▶ Your instructions
Reproduce all entries precisely, down to the last character.

▶ Task material

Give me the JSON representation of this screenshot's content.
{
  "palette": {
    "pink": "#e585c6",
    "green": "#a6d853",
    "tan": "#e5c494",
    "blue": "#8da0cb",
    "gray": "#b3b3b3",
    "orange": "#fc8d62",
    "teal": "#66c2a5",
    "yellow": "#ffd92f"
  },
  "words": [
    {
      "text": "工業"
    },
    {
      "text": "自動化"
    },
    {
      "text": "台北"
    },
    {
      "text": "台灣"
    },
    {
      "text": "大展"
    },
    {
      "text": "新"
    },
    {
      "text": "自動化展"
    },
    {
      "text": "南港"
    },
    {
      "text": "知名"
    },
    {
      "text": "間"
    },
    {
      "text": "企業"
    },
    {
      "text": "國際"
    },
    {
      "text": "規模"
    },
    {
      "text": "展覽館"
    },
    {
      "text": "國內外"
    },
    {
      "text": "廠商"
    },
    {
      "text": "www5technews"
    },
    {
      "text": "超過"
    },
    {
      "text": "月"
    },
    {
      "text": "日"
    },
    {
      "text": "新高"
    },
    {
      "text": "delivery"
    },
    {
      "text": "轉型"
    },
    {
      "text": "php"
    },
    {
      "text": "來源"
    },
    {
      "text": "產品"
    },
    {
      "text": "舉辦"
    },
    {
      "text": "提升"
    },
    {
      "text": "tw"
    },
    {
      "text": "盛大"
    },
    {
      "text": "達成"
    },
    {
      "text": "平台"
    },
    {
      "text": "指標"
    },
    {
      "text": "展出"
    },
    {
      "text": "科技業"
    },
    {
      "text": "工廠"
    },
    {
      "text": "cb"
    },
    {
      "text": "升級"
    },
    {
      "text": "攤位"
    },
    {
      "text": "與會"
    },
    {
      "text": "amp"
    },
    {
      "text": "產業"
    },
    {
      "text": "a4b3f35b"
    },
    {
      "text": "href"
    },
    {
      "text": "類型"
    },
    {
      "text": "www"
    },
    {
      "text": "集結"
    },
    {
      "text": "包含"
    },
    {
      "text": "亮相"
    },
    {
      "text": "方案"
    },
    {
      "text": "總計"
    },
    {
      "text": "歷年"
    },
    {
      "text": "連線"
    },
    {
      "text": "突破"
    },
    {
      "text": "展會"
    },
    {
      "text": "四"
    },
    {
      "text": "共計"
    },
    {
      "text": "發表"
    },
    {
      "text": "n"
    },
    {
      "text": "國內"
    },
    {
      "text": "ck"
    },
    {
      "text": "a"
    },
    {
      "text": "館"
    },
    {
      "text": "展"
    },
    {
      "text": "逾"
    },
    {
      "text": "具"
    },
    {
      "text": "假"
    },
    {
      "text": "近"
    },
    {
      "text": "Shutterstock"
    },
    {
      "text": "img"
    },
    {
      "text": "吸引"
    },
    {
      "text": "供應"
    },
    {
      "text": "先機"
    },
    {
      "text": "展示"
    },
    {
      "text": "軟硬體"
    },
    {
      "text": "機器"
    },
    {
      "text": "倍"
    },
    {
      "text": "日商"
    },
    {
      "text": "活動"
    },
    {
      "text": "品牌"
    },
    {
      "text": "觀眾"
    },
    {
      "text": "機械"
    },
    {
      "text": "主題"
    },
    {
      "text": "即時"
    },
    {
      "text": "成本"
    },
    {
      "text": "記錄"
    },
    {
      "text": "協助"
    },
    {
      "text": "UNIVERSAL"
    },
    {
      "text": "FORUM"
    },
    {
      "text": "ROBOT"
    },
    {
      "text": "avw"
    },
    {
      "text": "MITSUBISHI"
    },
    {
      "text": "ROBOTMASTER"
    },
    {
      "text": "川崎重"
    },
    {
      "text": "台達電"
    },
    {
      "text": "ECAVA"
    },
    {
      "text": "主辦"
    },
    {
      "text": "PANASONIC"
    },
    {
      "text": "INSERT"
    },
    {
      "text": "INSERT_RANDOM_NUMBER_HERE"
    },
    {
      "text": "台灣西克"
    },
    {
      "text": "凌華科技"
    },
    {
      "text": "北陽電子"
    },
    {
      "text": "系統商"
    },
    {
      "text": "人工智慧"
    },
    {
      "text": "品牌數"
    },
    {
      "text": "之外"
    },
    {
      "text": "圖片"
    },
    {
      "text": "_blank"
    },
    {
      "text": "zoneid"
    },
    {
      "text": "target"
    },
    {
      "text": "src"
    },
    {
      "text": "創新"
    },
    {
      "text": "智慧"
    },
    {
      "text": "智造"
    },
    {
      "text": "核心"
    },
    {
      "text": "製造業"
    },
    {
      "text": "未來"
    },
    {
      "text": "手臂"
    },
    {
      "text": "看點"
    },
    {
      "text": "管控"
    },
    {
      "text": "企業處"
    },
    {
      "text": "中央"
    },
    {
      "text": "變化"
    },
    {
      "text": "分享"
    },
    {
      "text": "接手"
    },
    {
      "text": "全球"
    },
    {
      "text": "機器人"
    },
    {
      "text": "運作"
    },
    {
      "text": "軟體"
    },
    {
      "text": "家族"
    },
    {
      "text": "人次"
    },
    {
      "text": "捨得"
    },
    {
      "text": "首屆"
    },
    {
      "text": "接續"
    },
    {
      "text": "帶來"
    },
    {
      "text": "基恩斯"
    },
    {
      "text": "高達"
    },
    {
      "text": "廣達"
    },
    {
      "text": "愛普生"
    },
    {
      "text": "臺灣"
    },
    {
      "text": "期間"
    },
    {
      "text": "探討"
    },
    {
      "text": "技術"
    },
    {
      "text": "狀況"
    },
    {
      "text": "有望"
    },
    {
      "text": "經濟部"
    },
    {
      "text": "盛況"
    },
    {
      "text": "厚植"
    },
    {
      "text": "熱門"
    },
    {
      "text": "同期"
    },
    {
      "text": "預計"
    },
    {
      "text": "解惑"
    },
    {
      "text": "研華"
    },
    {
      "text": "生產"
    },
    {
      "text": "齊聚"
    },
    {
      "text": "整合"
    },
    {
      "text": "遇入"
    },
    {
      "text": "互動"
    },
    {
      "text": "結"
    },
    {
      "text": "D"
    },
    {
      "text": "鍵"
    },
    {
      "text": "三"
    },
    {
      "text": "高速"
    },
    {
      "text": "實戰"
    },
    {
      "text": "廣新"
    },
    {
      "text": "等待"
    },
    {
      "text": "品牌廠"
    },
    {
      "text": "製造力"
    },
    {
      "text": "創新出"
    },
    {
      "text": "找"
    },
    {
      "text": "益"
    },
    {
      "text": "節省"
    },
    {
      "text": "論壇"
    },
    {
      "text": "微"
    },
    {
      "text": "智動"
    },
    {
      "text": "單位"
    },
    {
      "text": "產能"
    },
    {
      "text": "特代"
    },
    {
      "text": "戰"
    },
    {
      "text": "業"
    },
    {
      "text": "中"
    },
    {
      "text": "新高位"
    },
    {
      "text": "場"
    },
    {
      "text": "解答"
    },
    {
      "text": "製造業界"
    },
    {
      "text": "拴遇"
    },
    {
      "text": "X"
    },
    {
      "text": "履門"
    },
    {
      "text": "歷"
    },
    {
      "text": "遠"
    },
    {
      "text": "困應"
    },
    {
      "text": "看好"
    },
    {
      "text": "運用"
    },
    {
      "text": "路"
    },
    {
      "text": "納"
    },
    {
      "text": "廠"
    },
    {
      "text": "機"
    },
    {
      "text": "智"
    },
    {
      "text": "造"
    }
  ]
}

▶ Response
Give me the JSON representation of this screenshot's content.
{
  "palette": {
    "pink": "#e585c6",
    "green": "#a6d853",
    "tan": "#e5c494",
    "blue": "#8da0cb",
    "gray": "#b3b3b3",
    "orange": "#fc8d62",
    "teal": "#66c2a5",
    "yellow": "#ffd92f"
  },
  "words": [
    {
      "text": "工業"
    },
    {
      "text": "自動化"
    },
    {
      "text": "台北"
    },
    {
      "text": "台灣"
    },
    {
      "text": "大展"
    },
    {
      "text": "新"
    },
    {
      "text": "自動化展"
    },
    {
      "text": "南港"
    },
    {
      "text": "知名"
    },
    {
      "text": "間"
    },
    {
      "text": "企業"
    },
    {
      "text": "國際"
    },
    {
      "text": "規模"
    },
    {
      "text": "展覽館"
    },
    {
      "text": "國內外"
    },
    {
      "text": "廠商"
    },
    {
      "text": "www5technews"
    },
    {
      "text": "超過"
    },
    {
      "text": "月"
    },
    {
      "text": "日"
    },
    {
      "text": "新高"
    },
    {
      "text": "delivery"
    },
    {
      "text": "轉型"
    },
    {
      "text": "php"
    },
    {
      "text": "來源"
    },
    {
      "text": "產品"
    },
    {
      "text": "舉辦"
    },
    {
      "text": "提升"
    },
    {
      "text": "tw"
    },
    {
      "text": "盛大"
    },
    {
      "text": "達成"
    },
    {
      "text": "平台"
    },
    {
      "text": "指標"
    },
    {
      "text": "展出"
    },
    {
      "text": "科技業"
    },
    {
      "text": "工廠"
    },
    {
      "text": "cb"
    },
    {
      "text": "升級"
    },
    {
      "text": "攤位"
    },
    {
      "text": "與會"
    },
    {
      "text": "amp"
    },
    {
      "text": "產業"
    },
    {
      "text": "a4b3f35b"
    },
    {
      "text": "href"
    },
    {
      "text": "類型"
    },
    {
      "text": "www"
    },
    {
      "text": "集結"
    },
    {
      "text": "包含"
    },
    {
      "text": "亮相"
    },
    {
      "text": "方案"
    },
    {
      "text": "總計"
    },
    {
      "text": "歷年"
    },
    {
      "text": "連線"
    },
    {
      "text": "突破"
    },
    {
      "text": "展會"
    },
    {
      "text": "四"
    },
    {
      "text": "共計"
    },
    {
      "text": "發表"
    },
    {
      "text": "n"
    },
    {
      "text": "國內"
    },
    {
      "text": "ck"
    },
    {
      "text": "a"
    },
    {
      "text": "館"
    },
    {
      "text": "展"
    },
    {
      "text": "逾"
    },
    {
      "text": "具"
    },
    {
      "text": "假"
    },
    {
      "text": "近"
    },
    {
      "text": "Shutterstock"
    },
    {
      "text": "img"
    },
    {
      "text": "吸引"
    },
    {
      "text": "供應"
    },
    {
      "text": "先機"
    },
    {
      "text": "展示"
    },
    {
      "text": "軟硬體"
    },
    {
      "text": "機器"
    },
    {
      "text": "倍"
    },
    {
      "text": "日商"
    },
    {
      "text": "活動"
    },
    {
      "text": "品牌"
    },
    {
      "text": "觀眾"
    },
    {
      "text": "機械"
    },
    {
      "text": "主題"
    },
    {
      "text": "即時"
    },
    {
      "text": "成本"
    },
    {
      "text": "記錄"
    },
    {
      "text": "協助"
    },
    {
      "text": "UNIVERSAL"
    },
    {
      "text": "FORUM"
    },
    {
      "text": "ROBOT"
    },
    {
      "text": "avw"
    },
    {
      "text": "MITSUBISHI"
    },
    {
      "text": "ROBOTMASTER"
    },
    {
      "text": "川崎重"
    },
    {
      "text": "台達電"
    },
    {
      "text": "ECAVA"
    },
    {
      "text": "主辦"
    },
    {
      "text": "PANASONIC"
    },
    {
      "text": "INSERT"
    },
    {
      "text": "INSERT_RANDOM_NUMBER_HERE"
    },
    {
      "text": "台灣西克"
    },
    {
      "text": "凌華科技"
    },
    {
      "text": "北陽電子"
    },
    {
      "text": "系統商"
    },
    {
      "text": "人工智慧"
    },
    {
      "text": "品牌數"
    },
    {
      "text": "之外"
    },
    {
      "text": "圖片"
    },
    {
      "text": "_blank"
    },
    {
      "text": "zoneid"
    },
    {
      "text": "target"
    },
    {
      "text": "src"
    },
    {
      "text": "創新"
    },
    {
      "text": "智慧"
    },
    {
      "text": "智造"
    },
    {
      "text": "核心"
    },
    {
      "text": "製造業"
    },
    {
      "text": "未來"
    },
    {
      "text": "手臂"
    },
    {
      "text": "看點"
    },
    {
      "text": "管控"
    },
    {
      "text": "企業處"
    },
    {
      "text": "中央"
    },
    {
      "text": "變化"
    },
    {
      "text": "分享"
    },
    {
      "text": "接手"
    },
    {
      "text": "全球"
    },
    {
      "text": "機器人"
    },
    {
      "text": "運作"
    },
    {
      "text": "軟體"
    },
    {
      "text": "家族"
    },
    {
      "text": "人次"
    },
    {
      "text": "捨得"
    },
    {
      "text": "首屆"
    },
    {
      "text": "接續"
    },
    {
      "text": "帶來"
    },
    {
      "text": "基恩斯"
    },
    {
      "text": "高達"
    },
    {
      "text": "廣達"
    },
    {
      "text": "愛普生"
    },
    {
      "text": "臺灣"
    },
    {
      "text": "期間"
    },
    {
      "text": "探討"
    },
    {
      "text": "技術"
    },
    {
      "text": "狀況"
    },
    {
      "text": "有望"
    },
    {
      "text": "經濟部"
    },
    {
      "text": "盛況"
    },
    {
      "text": "厚植"
    },
    {
      "text": "熱門"
    },
    {
      "text": "同期"
    },
    {
      "text": "預計"
    },
    {
      "text": "解惑"
    },
    {
      "text": "研華"
    },
    {
      "text": "生產"
    },
    {
      "text": "齊聚"
    },
    {
      "text": "整合"
    },
    {
      "text": "遇入"
    },
    {
      "text": "互動"
    },
    {
      "text": "結"
    },
    {
      "text": "D"
    },
    {
      "text": "鍵"
    },
    {
      "text": "三"
    },
    {
      "text": "高速"
    },
    {
      "text": "實戰"
    },
    {
      "text": "廣新"
    },
    {
      "text": "等待"
    },
    {
      "text": "品牌廠"
    },
    {
      "text": "製造力"
    },
    {
      "text": "創新出"
    },
    {
      "text": "找"
    },
    {
      "text": "益"
    },
    {
      "text": "節省"
    },
    {
      "text": "論壇"
    },
    {
      "text": "微"
    },
    {
      "text": "智動"
    },
    {
      "text": "單位"
    },
    {
      "text": "產能"
    },
    {
      "text": "特代"
    },
    {
      "text": "戰"
    },
    {
      "text": "業"
    },
    {
      "text": "中"
    },
    {
      "text": "新高位"
    },
    {
      "text": "場"
    },
    {
      "text": "解答"
    },
    {
      "text": "製造業界"
    },
    {
      "text": "拴遇"
    },
    {
      "text": "X"
    },
    {
      "text": "履門"
    },
    {
      "text": "歷"
    },
    {
      "text": "遠"
    },
    {
      "text": "困應"
    },
    {
      "text": "看好"
    },
    {
      "text": "運用"
    },
    {
      "text": "路"
    },
    {
      "text": "納"
    },
    {
      "text": "廠"
    },
    {
      "text": "機"
    },
    {
      "text": "智"
    },
    {
      "text": "造"
    }
  ]
}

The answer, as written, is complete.